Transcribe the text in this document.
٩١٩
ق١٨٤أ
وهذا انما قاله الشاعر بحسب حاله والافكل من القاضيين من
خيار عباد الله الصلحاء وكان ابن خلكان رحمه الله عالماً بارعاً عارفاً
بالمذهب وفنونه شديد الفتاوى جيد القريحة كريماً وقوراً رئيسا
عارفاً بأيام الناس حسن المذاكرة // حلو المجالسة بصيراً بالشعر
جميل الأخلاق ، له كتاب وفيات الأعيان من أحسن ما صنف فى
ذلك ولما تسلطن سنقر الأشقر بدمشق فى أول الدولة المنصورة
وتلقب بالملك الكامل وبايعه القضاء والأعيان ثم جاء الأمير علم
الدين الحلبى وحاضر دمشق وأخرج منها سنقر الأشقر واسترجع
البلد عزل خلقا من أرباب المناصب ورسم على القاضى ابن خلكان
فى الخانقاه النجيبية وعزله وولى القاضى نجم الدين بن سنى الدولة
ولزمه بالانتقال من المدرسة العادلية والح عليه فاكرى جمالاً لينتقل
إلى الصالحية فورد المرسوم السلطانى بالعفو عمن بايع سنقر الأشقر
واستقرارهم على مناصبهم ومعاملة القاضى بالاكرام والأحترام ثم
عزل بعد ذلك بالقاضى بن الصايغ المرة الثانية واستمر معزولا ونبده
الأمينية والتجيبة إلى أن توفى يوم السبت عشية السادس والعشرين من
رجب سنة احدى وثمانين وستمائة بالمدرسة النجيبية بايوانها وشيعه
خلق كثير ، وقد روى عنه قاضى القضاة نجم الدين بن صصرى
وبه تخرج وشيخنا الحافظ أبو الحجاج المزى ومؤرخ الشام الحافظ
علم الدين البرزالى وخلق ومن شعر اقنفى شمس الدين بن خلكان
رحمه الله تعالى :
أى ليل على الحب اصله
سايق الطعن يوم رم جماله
====
Identify each line in the entries with the word "رحمه" and copy it.

خيار عباد الله الصلحاء وكان ابن خلكان رحمه الله عالماً بارعاً عارفاً
رحمه الله تعالى :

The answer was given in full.